╭─ Records for this task
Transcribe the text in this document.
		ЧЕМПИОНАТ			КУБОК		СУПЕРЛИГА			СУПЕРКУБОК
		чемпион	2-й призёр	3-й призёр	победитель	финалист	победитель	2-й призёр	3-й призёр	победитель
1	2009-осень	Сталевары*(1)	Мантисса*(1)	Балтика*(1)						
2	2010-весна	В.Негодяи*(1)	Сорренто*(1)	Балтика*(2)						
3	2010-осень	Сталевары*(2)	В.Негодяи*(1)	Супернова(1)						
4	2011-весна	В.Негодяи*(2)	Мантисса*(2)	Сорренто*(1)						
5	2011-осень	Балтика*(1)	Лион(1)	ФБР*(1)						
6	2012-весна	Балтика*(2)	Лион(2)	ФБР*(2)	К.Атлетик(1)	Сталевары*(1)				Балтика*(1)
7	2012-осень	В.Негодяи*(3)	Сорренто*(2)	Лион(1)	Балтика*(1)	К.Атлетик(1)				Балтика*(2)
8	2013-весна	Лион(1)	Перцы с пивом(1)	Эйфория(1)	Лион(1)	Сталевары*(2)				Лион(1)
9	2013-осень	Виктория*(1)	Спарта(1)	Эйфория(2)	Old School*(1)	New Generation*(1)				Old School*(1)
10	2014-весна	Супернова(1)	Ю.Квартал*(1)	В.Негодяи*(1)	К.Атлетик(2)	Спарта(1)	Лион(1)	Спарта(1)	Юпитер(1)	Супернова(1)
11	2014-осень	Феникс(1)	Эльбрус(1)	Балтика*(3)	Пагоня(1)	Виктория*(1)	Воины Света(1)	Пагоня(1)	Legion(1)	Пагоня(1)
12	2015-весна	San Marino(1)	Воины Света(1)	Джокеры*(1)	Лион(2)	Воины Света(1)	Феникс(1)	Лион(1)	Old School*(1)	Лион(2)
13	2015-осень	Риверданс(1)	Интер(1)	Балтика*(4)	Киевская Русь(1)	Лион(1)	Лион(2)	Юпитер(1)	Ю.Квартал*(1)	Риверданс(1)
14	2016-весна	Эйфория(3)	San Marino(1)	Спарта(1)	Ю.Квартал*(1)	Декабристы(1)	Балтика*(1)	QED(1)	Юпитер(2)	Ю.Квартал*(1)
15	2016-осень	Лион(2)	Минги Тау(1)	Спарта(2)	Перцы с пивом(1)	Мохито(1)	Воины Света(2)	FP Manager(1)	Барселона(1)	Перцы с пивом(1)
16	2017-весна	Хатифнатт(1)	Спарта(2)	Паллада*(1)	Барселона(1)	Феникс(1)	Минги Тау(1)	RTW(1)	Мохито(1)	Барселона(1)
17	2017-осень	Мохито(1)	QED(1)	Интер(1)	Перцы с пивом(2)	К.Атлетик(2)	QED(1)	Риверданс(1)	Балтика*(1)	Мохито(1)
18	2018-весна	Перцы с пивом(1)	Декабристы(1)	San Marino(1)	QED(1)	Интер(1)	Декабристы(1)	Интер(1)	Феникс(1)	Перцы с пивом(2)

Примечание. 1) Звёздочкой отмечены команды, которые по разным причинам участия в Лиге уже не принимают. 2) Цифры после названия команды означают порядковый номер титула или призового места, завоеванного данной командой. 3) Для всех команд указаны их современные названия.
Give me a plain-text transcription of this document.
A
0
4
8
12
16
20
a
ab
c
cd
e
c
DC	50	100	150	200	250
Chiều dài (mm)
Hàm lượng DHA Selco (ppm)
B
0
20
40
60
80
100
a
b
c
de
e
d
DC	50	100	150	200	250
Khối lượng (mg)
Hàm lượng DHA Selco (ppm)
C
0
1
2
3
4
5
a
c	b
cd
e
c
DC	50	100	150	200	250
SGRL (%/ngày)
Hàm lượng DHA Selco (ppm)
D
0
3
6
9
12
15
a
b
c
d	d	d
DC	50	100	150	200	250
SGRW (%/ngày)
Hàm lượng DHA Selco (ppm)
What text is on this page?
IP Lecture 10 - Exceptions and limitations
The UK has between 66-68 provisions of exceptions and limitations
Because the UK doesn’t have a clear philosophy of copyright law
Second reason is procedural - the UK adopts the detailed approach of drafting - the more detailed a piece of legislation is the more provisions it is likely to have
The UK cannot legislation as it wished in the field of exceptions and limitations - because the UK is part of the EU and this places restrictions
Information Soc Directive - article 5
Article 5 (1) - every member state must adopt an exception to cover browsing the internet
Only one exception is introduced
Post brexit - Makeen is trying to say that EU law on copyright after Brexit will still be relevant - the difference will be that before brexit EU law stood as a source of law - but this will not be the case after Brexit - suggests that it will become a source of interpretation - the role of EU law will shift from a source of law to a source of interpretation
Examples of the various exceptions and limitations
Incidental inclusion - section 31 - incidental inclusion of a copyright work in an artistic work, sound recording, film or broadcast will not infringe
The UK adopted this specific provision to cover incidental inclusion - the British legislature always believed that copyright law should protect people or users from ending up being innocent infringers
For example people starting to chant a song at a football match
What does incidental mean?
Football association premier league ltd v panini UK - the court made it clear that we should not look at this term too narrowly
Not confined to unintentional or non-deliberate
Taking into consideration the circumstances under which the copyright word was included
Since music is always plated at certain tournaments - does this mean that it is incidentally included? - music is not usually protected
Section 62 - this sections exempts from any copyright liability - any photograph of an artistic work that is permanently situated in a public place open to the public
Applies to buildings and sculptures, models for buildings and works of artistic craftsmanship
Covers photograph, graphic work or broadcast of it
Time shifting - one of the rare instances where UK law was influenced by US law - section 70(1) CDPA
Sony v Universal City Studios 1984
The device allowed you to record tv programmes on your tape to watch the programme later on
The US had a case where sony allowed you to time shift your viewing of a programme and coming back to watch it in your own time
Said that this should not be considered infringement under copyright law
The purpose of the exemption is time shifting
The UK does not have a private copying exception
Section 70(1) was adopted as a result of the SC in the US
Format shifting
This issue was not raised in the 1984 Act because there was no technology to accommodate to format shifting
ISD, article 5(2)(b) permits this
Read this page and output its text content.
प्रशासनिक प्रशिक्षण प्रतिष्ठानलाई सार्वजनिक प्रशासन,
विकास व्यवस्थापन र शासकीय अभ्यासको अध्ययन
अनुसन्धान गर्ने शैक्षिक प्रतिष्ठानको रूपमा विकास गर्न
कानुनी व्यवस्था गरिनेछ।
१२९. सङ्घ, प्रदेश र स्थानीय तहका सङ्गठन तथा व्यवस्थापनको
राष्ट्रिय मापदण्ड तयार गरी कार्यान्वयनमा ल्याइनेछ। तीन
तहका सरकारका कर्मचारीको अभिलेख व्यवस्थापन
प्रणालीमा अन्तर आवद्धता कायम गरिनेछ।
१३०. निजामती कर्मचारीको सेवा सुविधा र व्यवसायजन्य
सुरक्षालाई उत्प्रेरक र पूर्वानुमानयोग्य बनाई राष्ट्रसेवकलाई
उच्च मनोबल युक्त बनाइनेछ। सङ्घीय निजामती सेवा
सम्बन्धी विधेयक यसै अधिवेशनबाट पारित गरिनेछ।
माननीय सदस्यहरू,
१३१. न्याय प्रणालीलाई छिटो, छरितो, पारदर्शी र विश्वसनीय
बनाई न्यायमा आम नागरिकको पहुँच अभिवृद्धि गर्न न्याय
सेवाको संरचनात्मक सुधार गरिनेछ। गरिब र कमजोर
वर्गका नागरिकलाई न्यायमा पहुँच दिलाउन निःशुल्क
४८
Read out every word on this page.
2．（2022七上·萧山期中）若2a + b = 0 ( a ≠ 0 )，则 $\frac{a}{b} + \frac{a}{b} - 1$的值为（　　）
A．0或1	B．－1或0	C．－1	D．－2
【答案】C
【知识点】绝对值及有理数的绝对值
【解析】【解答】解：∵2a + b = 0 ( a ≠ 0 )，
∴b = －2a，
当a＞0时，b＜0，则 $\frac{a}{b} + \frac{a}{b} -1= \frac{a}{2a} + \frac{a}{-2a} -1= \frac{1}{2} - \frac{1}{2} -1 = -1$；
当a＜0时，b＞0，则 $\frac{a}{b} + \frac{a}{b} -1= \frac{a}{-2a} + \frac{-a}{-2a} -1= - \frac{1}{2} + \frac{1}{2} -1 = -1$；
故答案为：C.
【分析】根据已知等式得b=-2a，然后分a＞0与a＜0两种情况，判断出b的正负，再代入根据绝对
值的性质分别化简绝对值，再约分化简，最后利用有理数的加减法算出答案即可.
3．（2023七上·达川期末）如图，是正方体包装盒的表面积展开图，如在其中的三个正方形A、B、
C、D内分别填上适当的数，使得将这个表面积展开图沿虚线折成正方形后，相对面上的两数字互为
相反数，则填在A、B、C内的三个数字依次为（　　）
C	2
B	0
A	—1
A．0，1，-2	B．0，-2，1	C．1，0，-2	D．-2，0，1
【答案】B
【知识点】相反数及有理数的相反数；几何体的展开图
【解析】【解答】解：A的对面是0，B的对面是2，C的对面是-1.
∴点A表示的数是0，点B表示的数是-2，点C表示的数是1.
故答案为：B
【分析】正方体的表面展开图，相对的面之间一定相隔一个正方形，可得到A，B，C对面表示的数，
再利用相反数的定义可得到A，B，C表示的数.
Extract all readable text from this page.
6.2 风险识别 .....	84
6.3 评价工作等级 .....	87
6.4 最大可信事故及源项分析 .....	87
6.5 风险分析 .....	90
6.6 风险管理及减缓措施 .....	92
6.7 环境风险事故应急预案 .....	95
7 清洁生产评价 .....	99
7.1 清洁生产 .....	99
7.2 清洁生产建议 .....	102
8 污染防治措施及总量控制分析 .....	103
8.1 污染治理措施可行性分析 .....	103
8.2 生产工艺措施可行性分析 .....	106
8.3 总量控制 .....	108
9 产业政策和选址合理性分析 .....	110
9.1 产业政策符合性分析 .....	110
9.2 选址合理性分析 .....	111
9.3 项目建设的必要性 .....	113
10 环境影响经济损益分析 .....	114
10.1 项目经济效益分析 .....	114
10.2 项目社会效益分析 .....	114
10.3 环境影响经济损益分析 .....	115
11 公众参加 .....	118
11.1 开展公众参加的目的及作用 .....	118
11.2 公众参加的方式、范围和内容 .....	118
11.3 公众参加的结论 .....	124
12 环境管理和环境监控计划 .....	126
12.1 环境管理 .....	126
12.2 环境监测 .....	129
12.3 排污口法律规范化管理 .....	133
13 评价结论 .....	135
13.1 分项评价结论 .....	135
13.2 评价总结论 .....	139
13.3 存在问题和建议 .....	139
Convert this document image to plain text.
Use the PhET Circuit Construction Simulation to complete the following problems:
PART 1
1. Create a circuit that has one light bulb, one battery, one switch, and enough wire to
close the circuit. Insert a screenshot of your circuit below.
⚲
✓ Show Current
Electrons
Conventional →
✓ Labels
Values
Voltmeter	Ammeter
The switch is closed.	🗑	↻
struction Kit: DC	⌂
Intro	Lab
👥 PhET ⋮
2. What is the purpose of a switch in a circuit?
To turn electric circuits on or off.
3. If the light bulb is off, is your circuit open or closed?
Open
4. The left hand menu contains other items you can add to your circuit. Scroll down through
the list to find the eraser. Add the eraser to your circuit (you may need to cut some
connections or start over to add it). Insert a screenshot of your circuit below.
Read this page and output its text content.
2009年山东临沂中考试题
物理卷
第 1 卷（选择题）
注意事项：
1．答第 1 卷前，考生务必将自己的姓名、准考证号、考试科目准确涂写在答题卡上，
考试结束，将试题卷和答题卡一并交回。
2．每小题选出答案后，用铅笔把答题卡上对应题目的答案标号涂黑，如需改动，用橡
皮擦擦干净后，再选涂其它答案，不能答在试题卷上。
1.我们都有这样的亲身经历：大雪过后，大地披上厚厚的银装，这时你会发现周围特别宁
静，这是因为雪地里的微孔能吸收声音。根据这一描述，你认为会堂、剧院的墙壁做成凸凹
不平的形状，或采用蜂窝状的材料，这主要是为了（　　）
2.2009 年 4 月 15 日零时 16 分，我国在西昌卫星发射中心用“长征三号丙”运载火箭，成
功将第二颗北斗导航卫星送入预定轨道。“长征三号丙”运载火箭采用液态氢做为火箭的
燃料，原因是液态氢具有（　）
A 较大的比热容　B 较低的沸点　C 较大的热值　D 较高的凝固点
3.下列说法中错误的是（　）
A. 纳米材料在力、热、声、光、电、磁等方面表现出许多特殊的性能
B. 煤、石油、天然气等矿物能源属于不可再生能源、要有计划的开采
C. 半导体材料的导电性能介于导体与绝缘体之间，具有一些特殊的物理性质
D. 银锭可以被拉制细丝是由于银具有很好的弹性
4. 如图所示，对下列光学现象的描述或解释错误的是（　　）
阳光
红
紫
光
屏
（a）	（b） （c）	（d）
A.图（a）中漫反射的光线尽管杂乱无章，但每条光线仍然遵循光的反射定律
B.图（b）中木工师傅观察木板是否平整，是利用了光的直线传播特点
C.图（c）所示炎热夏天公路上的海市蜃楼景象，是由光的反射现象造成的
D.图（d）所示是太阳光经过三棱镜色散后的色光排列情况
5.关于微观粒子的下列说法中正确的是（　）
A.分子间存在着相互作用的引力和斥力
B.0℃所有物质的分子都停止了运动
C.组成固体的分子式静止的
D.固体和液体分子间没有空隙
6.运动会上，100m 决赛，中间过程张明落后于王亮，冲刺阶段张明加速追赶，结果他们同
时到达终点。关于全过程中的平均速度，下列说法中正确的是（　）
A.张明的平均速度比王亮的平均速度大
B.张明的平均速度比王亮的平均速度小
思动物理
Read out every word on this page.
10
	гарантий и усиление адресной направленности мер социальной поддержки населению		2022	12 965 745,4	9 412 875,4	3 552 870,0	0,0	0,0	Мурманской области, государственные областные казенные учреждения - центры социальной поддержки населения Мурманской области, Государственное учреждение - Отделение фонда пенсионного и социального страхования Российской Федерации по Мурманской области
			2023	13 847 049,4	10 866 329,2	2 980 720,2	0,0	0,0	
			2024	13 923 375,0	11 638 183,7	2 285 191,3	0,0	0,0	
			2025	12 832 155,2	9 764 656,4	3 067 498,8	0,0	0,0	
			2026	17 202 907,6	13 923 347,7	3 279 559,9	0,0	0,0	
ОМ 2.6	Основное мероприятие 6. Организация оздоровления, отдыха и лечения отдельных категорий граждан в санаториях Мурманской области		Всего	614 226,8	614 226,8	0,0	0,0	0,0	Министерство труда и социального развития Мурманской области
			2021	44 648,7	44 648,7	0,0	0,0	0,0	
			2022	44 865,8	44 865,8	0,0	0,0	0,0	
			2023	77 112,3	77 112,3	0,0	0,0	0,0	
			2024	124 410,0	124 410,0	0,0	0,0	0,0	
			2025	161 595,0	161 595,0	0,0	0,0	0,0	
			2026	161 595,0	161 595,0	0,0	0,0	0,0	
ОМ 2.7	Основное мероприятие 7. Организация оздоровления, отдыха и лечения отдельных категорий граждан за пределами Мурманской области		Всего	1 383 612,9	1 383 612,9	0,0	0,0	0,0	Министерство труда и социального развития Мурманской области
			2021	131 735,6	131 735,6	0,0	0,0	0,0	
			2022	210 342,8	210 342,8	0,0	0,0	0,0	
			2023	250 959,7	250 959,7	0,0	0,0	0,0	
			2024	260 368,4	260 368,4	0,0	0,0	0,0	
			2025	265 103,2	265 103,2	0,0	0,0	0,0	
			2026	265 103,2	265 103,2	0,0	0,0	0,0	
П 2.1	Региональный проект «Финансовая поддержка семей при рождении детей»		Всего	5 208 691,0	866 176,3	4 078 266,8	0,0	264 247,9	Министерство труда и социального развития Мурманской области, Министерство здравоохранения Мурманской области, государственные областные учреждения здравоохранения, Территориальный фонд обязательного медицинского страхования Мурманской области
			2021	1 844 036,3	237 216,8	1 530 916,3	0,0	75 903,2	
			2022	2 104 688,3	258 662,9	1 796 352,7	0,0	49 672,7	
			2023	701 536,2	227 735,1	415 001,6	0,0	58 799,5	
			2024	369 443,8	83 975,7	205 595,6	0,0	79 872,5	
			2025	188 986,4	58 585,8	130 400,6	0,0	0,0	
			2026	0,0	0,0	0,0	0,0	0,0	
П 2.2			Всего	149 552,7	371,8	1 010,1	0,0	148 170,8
╰─
◆ Written request
Lines that hold "clear" are the ones to copy; find all of them.

◆ Solution
Because the UK doesn’t have a clear philosophy of copyright law
Football association premier league ltd v panini UK - the court made it clear that we should not look at this term too narrowly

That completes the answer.